[Stored items]
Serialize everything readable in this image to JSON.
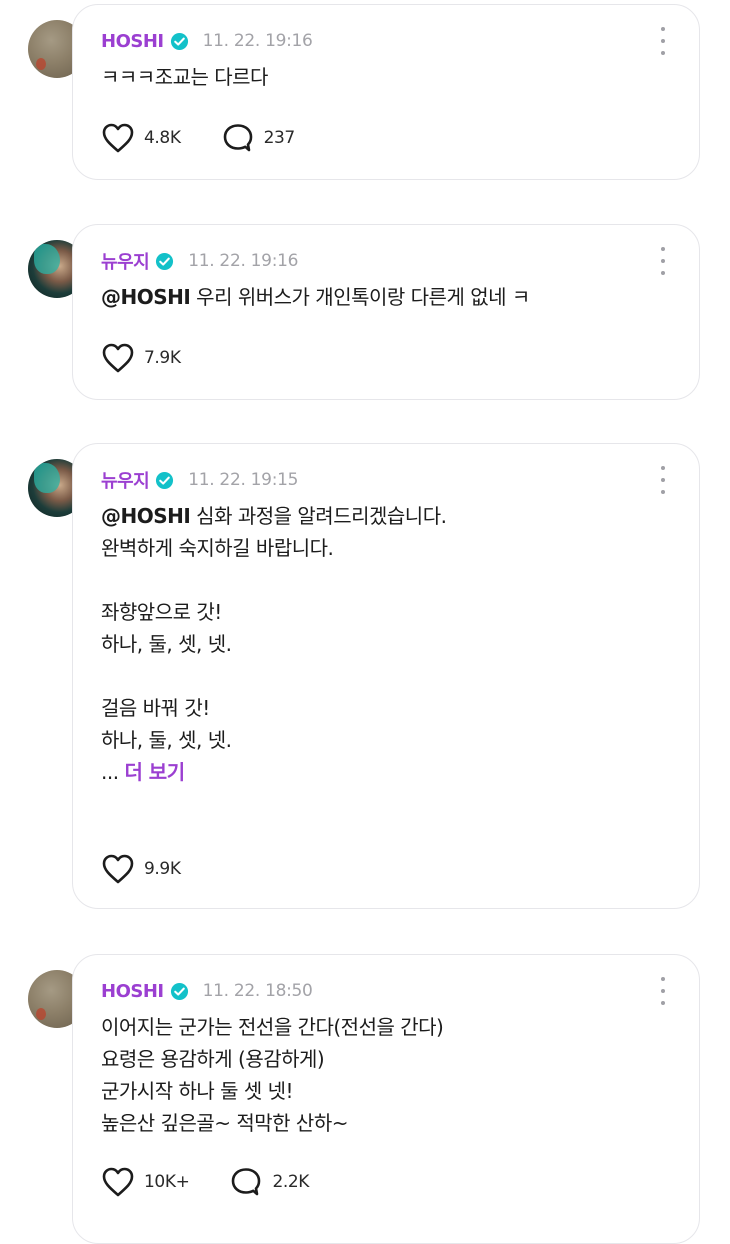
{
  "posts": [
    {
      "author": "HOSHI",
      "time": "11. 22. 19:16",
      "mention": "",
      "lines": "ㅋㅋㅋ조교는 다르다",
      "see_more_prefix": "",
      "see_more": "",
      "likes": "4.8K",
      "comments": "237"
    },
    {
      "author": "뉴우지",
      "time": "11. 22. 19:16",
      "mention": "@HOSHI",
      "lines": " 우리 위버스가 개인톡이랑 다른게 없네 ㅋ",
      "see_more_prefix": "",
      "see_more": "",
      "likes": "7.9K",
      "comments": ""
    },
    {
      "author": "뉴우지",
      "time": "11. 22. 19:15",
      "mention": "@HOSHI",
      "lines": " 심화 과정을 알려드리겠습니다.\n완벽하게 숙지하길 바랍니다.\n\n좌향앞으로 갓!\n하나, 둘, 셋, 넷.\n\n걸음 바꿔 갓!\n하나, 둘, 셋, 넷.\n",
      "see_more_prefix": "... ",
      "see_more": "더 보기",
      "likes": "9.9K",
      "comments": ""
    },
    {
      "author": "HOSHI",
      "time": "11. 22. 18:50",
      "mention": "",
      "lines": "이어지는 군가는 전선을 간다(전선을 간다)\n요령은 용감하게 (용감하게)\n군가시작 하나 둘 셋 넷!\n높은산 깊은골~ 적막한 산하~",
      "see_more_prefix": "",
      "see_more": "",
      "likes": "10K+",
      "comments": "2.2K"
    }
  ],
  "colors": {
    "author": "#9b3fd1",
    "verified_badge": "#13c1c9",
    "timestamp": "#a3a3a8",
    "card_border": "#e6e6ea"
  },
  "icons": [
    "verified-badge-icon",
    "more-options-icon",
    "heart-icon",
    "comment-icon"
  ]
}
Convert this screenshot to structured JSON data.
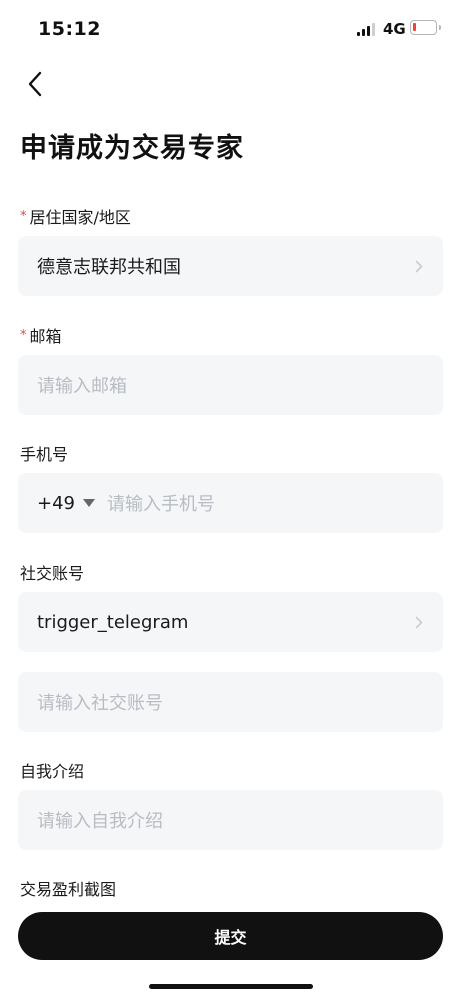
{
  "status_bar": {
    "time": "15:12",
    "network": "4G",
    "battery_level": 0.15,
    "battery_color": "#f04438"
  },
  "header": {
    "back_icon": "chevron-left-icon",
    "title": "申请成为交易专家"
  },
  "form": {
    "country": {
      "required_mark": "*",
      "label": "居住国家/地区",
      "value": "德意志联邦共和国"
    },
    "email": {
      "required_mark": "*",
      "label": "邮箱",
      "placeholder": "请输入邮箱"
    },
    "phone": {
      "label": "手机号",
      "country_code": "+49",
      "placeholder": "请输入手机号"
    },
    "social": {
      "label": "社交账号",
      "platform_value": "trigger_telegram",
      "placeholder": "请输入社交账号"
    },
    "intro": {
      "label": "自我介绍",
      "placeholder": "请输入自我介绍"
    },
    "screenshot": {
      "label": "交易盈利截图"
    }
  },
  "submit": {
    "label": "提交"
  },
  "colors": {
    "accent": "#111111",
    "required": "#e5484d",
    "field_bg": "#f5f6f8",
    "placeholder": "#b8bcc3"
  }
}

▶ [Task objective]:
State how many lines in the records above contain the word "screenshot", and give only that number.

▶ [Exercise result]:
2